▶ **Problem details**: Exactly as written, print each record in the listing.
- - - - - - -
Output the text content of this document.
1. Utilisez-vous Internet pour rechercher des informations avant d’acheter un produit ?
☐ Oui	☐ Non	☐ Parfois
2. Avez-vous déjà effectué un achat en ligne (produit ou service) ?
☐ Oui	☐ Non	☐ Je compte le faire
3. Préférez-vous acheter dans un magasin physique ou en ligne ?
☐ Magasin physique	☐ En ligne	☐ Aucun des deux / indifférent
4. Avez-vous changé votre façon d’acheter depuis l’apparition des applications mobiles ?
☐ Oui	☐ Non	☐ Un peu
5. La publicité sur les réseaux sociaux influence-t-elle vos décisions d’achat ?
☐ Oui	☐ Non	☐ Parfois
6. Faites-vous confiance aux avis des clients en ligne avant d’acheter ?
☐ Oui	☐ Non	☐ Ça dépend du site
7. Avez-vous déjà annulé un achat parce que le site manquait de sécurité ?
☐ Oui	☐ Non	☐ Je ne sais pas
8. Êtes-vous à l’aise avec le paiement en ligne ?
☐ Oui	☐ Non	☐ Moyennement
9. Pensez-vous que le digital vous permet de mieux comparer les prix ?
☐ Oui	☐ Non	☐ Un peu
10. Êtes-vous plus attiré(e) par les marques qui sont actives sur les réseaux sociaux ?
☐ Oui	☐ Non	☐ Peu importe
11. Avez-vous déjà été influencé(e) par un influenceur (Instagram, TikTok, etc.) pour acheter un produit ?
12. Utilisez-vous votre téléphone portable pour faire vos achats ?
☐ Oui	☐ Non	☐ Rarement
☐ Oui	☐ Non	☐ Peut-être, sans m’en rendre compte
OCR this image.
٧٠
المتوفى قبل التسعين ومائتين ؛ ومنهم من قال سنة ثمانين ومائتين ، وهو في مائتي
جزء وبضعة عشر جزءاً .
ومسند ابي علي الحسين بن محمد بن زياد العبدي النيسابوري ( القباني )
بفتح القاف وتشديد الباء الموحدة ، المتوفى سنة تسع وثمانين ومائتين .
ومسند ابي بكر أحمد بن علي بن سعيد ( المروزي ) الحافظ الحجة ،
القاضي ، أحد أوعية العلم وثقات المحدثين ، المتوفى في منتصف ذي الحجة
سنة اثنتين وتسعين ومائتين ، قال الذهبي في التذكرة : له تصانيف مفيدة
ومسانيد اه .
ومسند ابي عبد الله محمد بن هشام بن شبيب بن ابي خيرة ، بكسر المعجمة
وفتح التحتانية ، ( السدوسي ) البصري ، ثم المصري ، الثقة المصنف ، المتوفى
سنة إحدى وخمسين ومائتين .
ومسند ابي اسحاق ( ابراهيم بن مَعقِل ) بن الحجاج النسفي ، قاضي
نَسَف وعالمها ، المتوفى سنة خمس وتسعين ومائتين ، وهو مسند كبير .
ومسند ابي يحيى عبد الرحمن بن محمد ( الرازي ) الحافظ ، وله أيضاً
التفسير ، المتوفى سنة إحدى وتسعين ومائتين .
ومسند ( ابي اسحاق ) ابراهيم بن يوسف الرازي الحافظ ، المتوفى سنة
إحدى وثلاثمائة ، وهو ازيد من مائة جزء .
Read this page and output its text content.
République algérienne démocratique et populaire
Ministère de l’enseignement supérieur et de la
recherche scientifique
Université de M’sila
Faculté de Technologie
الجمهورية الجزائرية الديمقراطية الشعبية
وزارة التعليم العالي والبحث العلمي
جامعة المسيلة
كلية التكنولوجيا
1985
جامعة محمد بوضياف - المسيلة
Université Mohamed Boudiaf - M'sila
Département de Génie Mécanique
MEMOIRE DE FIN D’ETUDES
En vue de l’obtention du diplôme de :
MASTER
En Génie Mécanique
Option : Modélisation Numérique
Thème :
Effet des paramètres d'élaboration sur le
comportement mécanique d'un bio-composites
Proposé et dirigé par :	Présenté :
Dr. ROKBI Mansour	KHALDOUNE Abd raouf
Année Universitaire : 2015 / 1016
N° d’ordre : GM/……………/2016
- - - - - - -
▶ **Written solution**:
Output the text content of this document.
1. Utilisez-vous Internet pour rechercher des informations avant d’acheter un produit ?
☐ Oui	☐ Non	☐ Parfois
2. Avez-vous déjà effectué un achat en ligne (produit ou service) ?
☐ Oui	☐ Non	☐ Je compte le faire
3. Préférez-vous acheter dans un magasin physique ou en ligne ?
☐ Magasin physique	☐ En ligne	☐ Aucun des deux / indifférent
4. Avez-vous changé votre façon d’acheter depuis l’apparition des applications mobiles ?
☐ Oui	☐ Non	☐ Un peu
5. La publicité sur les réseaux sociaux influence-t-elle vos décisions d’achat ?
☐ Oui	☐ Non	☐ Parfois
6. Faites-vous confiance aux avis des clients en ligne avant d’acheter ?
☐ Oui	☐ Non	☐ Ça dépend du site
7. Avez-vous déjà annulé un achat parce que le site manquait de sécurité ?
☐ Oui	☐ Non	☐ Je ne sais pas
8. Êtes-vous à l’aise avec le paiement en ligne ?
☐ Oui	☐ Non	☐ Moyennement
9. Pensez-vous que le digital vous permet de mieux comparer les prix ?
☐ Oui	☐ Non	☐ Un peu
10. Êtes-vous plus attiré(e) par les marques qui sont actives sur les réseaux sociaux ?
☐ Oui	☐ Non	☐ Peu importe
11. Avez-vous déjà été influencé(e) par un influenceur (Instagram, TikTok, etc.) pour acheter un produit ?
12. Utilisez-vous votre téléphone portable pour faire vos achats ?
☐ Oui	☐ Non	☐ Rarement
☐ Oui	☐ Non	☐ Peut-être, sans m’en rendre compte
OCR this image.
٧٠
المتوفى قبل التسعين ومائتين ؛ ومنهم من قال سنة ثمانين ومائتين ، وهو في مائتي
جزء وبضعة عشر جزءاً .
ومسند ابي علي الحسين بن محمد بن زياد العبدي النيسابوري ( القباني )
بفتح القاف وتشديد الباء الموحدة ، المتوفى سنة تسع وثمانين ومائتين .
ومسند ابي بكر أحمد بن علي بن سعيد ( المروزي ) الحافظ الحجة ،
القاضي ، أحد أوعية العلم وثقات المحدثين ، المتوفى في منتصف ذي الحجة
سنة اثنتين وتسعين ومائتين ، قال الذهبي في التذكرة : له تصانيف مفيدة
ومسانيد اه .
ومسند ابي عبد الله محمد بن هشام بن شبيب بن ابي خيرة ، بكسر المعجمة
وفتح التحتانية ، ( السدوسي ) البصري ، ثم المصري ، الثقة المصنف ، المتوفى
سنة إحدى وخمسين ومائتين .
ومسند ابي اسحاق ( ابراهيم بن مَعقِل ) بن الحجاج النسفي ، قاضي
نَسَف وعالمها ، المتوفى سنة خمس وتسعين ومائتين ، وهو مسند كبير .
ومسند ابي يحيى عبد الرحمن بن محمد ( الرازي ) الحافظ ، وله أيضاً
التفسير ، المتوفى سنة إحدى وتسعين ومائتين .
ومسند ( ابي اسحاق ) ابراهيم بن يوسف الرازي الحافظ ، المتوفى سنة
إحدى وثلاثمائة ، وهو ازيد من مائة جزء .
Read this page and output its text content.
République algérienne démocratique et populaire
Ministère de l’enseignement supérieur et de la
recherche scientifique
Université de M’sila
Faculté de Technologie
الجمهورية الجزائرية الديمقراطية الشعبية
وزارة التعليم العالي والبحث العلمي
جامعة المسيلة
كلية التكنولوجيا
1985
جامعة محمد بوضياف - المسيلة
Université Mohamed Boudiaf - M'sila
Département de Génie Mécanique
MEMOIRE DE FIN D’ETUDES
En vue de l’obtention du diplôme de :
MASTER
En Génie Mécanique
Option : Modélisation Numérique
Thème :
Effet des paramètres d'élaboration sur le
comportement mécanique d'un bio-composites
Proposé et dirigé par :	Présenté :
Dr. ROKBI Mansour	KHALDOUNE Abd raouf
Année Universitaire : 2015 / 1016
N° d’ordre : GM/……………/2016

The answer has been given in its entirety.